YOUR OBJECTIVE - Swap every "PathPatch" for "Polygon" in the rows, starting at the first row and stopping after the row that contains "Circle shape [325,470,346,496]". Give those rows back with nothing else changed.

RECORDS FOR PROCESSING -
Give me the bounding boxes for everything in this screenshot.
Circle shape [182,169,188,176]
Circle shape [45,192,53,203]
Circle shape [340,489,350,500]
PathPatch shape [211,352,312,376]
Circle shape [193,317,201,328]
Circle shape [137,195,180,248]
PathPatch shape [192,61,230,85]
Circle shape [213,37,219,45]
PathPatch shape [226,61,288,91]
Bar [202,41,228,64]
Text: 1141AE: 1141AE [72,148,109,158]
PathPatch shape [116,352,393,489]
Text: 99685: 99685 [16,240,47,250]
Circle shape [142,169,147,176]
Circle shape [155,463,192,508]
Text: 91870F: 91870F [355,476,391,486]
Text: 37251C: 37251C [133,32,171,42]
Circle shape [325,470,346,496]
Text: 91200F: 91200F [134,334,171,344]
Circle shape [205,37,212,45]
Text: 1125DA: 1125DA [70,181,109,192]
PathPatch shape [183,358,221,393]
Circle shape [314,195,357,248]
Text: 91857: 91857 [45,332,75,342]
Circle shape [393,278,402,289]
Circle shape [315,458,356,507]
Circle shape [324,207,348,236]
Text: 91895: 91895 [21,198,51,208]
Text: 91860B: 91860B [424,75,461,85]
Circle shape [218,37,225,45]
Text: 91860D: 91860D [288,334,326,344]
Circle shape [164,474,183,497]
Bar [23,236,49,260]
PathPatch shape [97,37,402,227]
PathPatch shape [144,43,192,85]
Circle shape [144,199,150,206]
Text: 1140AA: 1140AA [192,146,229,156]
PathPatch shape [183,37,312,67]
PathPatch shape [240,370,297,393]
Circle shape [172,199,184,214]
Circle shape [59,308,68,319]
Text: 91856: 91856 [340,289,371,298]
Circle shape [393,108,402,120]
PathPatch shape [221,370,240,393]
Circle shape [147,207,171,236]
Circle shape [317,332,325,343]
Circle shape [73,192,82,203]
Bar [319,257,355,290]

REPLY TO THE EXERCISE -
Give me the bounding boxes for everything in this screenshot.
Circle shape [182,169,188,176]
Circle shape [45,192,53,203]
Circle shape [340,489,350,500]
Polygon shape [211,352,312,376]
Circle shape [193,317,201,328]
Circle shape [137,195,180,248]
Polygon shape [192,61,230,85]
Circle shape [213,37,219,45]
Polygon shape [226,61,288,91]
Bar [202,41,228,64]
Text: 1141AE: 1141AE [72,148,109,158]
Polygon shape [116,352,393,489]
Text: 99685: 99685 [16,240,47,250]
Circle shape [142,169,147,176]
Circle shape [155,463,192,508]
Text: 91870F: 91870F [355,476,391,486]
Text: 37251C: 37251C [133,32,171,42]
Circle shape [325,470,346,496]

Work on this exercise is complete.